(Exercise brief) Look through the material below for "page". Copy every line that contains it.

(Records for the exercise)
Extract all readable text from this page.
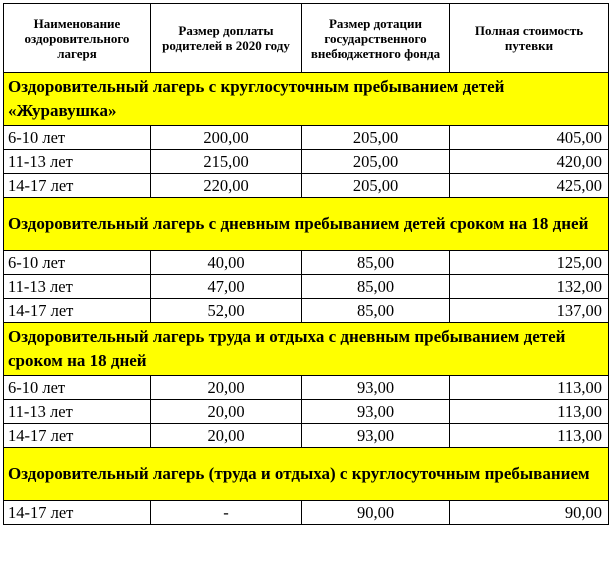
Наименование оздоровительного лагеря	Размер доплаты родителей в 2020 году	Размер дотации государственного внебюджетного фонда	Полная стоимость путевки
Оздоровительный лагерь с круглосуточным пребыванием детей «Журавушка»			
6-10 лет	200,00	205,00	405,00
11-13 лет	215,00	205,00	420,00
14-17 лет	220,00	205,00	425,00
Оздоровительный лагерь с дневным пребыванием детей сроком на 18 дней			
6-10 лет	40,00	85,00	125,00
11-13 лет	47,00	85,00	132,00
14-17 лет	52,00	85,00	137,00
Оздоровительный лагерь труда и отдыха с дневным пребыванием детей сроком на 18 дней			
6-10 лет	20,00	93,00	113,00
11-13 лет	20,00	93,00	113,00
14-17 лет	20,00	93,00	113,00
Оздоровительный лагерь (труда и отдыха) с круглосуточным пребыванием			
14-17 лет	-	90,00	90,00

---

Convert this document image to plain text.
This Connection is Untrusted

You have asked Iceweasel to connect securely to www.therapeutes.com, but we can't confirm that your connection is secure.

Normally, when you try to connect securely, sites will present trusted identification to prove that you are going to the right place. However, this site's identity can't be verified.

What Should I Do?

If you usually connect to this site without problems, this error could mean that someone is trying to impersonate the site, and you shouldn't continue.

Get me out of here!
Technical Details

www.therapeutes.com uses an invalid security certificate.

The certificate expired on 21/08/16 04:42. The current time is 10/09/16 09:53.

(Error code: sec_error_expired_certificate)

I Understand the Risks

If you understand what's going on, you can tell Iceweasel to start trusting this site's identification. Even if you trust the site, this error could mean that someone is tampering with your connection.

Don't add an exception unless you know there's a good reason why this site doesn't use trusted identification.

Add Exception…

...

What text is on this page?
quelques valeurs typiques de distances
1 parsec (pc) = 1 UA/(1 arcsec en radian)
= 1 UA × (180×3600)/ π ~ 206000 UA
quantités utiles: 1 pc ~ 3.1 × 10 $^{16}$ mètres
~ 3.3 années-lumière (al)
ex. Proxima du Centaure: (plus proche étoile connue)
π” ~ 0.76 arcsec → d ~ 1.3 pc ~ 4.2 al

(Exercise output)
Extract all readable text from this page.
What text is on this page?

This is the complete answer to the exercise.